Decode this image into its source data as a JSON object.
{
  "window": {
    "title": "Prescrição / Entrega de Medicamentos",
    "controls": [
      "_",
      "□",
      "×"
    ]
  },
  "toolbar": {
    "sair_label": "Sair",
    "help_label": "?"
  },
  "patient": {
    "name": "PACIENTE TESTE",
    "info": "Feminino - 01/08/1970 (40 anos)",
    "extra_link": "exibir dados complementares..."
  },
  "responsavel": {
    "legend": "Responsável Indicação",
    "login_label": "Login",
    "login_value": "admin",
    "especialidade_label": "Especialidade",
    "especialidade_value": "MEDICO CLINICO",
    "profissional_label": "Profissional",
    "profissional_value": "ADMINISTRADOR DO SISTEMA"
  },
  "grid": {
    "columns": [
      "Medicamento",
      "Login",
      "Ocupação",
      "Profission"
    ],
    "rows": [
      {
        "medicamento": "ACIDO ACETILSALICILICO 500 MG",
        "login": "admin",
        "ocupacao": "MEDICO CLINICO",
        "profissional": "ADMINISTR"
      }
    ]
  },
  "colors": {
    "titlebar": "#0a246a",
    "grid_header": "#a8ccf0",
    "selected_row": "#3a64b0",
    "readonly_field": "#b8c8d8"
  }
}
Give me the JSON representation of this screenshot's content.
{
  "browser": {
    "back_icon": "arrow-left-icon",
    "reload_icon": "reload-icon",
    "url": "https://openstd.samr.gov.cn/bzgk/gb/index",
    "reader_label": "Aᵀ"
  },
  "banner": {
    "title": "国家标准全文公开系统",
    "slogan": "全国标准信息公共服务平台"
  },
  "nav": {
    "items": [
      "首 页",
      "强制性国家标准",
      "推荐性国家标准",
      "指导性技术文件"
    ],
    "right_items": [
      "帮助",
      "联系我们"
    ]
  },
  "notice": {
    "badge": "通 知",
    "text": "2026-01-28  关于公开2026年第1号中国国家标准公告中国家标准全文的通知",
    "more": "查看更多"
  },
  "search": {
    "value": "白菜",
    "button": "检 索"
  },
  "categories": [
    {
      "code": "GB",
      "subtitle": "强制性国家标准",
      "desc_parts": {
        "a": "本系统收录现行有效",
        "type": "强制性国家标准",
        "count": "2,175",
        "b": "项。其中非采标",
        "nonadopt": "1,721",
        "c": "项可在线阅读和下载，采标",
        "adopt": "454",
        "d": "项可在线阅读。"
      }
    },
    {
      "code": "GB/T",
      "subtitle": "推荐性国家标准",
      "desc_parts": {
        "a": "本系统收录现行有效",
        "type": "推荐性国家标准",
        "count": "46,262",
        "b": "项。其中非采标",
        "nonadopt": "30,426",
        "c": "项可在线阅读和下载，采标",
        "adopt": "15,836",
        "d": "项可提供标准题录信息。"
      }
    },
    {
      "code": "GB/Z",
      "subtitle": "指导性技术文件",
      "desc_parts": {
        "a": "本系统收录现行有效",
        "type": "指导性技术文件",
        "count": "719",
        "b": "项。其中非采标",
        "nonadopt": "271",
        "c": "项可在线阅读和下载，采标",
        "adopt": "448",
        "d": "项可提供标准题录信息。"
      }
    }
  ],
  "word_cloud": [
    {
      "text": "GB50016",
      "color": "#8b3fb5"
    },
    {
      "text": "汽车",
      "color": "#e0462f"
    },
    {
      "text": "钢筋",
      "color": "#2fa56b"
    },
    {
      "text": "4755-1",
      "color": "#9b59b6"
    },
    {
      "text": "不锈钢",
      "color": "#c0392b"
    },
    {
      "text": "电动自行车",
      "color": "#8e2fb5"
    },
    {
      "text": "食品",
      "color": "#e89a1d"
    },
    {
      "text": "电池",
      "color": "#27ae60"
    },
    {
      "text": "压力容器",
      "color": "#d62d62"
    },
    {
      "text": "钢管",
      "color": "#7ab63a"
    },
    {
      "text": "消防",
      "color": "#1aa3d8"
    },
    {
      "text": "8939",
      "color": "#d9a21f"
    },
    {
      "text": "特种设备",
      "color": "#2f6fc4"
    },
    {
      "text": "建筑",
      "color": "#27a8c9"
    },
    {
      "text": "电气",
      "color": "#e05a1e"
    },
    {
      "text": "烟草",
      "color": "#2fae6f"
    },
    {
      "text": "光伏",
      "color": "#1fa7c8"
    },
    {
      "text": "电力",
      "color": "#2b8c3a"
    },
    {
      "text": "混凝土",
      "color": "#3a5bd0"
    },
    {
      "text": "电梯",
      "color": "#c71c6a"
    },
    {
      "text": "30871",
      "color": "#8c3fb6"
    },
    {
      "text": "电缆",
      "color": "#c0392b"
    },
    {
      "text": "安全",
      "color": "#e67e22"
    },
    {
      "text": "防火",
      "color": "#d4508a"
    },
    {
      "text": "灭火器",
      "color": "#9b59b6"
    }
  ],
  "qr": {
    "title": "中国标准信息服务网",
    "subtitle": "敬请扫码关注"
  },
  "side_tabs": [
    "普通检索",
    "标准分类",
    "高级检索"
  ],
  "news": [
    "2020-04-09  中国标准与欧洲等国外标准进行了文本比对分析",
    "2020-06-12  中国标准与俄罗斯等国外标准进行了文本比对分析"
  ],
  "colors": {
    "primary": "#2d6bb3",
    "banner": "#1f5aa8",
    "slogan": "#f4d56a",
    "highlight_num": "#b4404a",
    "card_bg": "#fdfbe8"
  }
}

######

WHAT IS NEEDED - Using the entries above, return each line that includes the word "icon".

THE OUTPUT -
    "back_icon": "arrow-left-icon",
    "reload_icon": "reload-icon",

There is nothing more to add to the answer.